### Work instructions
Looking through the listing, how many of its lines hold the word "people"? Answer with only the number.

### Material provided
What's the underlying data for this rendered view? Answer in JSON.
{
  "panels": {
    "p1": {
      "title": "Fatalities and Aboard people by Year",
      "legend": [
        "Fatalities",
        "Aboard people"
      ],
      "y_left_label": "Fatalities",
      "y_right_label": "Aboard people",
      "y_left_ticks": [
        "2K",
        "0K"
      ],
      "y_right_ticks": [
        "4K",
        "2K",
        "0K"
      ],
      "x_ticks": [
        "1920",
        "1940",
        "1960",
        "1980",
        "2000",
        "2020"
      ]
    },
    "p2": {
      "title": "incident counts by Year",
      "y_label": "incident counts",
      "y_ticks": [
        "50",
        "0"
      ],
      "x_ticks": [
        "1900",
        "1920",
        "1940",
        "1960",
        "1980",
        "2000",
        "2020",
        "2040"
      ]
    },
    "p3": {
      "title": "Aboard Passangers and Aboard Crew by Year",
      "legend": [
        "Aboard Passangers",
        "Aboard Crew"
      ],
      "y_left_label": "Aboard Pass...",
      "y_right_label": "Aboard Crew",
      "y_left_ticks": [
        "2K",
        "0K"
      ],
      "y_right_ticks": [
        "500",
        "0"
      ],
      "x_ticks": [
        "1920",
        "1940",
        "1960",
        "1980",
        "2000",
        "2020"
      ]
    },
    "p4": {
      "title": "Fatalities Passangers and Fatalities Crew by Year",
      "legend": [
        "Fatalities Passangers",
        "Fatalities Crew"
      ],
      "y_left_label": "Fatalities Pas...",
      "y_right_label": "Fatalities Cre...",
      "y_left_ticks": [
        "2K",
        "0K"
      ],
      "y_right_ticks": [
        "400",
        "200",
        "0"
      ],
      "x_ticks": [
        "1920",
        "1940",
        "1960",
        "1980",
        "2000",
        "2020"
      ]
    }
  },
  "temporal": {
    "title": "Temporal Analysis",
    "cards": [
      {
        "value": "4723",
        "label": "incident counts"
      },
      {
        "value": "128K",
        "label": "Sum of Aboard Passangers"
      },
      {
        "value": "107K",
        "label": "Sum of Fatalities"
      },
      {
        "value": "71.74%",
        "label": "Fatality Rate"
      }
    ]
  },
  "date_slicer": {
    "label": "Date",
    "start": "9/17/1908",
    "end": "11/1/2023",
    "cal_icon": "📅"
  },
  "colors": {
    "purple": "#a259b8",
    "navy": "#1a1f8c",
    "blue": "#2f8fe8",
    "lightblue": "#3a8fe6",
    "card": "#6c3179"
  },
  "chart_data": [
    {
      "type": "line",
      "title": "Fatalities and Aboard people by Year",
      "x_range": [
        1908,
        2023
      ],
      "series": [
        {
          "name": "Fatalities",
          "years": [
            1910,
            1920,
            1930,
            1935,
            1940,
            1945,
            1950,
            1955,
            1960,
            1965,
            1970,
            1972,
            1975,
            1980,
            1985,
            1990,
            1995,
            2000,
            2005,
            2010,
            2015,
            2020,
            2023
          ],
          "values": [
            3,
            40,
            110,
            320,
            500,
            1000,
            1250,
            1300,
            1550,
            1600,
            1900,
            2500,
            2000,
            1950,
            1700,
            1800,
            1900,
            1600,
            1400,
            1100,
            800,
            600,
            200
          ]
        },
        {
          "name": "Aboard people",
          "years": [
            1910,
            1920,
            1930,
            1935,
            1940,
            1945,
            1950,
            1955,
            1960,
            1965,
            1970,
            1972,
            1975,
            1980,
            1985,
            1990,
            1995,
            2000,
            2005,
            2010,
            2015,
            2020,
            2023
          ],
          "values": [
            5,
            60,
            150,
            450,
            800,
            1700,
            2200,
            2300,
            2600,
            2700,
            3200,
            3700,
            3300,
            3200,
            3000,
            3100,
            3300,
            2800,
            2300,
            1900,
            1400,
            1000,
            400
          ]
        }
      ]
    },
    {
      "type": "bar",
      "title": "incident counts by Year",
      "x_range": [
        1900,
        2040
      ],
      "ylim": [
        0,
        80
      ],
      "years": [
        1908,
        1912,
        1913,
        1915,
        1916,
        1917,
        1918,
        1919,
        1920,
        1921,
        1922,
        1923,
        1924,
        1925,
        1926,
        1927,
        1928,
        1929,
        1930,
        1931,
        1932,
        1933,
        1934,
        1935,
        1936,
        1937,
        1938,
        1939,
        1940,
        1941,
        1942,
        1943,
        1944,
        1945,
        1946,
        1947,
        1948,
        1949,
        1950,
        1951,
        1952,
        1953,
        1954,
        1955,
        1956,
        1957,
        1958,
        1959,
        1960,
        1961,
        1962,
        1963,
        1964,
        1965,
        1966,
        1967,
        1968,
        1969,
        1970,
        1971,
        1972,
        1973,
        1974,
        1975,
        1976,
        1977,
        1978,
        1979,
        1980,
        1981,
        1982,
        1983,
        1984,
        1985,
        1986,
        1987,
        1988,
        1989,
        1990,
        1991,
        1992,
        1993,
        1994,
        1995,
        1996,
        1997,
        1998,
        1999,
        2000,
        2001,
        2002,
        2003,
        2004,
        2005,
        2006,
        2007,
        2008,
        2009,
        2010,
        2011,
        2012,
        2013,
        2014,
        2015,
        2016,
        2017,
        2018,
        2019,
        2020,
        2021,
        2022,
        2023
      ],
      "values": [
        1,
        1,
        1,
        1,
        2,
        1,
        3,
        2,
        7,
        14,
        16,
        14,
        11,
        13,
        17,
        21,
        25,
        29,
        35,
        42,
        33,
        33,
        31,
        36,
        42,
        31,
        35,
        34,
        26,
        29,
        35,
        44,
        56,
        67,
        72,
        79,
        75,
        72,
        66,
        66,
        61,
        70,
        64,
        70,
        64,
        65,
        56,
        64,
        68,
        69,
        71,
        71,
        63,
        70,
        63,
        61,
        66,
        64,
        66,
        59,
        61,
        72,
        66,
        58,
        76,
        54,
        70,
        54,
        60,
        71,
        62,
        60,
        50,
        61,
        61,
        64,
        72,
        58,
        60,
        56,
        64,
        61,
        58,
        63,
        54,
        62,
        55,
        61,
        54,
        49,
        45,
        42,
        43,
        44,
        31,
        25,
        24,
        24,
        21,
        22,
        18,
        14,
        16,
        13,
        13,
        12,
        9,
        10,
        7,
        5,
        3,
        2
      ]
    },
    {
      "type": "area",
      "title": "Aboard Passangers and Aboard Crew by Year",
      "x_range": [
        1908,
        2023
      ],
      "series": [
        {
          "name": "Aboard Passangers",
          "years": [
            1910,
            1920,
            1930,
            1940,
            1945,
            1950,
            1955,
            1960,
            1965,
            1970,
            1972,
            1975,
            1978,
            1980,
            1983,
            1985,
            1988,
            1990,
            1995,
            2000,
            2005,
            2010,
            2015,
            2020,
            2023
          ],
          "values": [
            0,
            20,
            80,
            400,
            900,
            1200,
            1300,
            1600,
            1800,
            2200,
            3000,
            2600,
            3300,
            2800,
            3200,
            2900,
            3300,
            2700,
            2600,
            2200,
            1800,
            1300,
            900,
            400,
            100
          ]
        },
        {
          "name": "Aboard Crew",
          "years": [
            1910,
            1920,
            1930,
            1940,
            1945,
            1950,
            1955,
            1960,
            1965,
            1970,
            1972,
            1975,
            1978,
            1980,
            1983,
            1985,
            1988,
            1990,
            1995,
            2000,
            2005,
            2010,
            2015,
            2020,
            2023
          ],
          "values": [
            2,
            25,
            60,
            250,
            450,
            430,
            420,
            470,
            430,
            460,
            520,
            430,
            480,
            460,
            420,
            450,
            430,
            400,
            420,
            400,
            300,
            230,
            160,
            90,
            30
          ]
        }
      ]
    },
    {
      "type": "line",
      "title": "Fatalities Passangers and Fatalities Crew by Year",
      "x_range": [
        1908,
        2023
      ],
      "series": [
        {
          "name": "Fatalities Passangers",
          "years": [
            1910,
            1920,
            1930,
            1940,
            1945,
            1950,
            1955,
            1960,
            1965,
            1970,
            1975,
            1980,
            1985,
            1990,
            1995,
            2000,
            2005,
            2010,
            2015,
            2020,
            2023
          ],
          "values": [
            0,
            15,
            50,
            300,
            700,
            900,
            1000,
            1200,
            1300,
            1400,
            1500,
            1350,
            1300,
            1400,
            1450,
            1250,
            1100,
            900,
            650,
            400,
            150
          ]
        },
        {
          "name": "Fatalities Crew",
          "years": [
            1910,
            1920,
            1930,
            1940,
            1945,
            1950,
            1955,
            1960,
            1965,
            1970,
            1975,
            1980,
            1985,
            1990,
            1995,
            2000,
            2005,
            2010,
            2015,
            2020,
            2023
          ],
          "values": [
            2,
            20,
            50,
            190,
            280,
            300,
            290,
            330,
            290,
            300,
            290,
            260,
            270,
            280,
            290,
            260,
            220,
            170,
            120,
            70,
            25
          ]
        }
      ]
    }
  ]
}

### Output for this exercise
5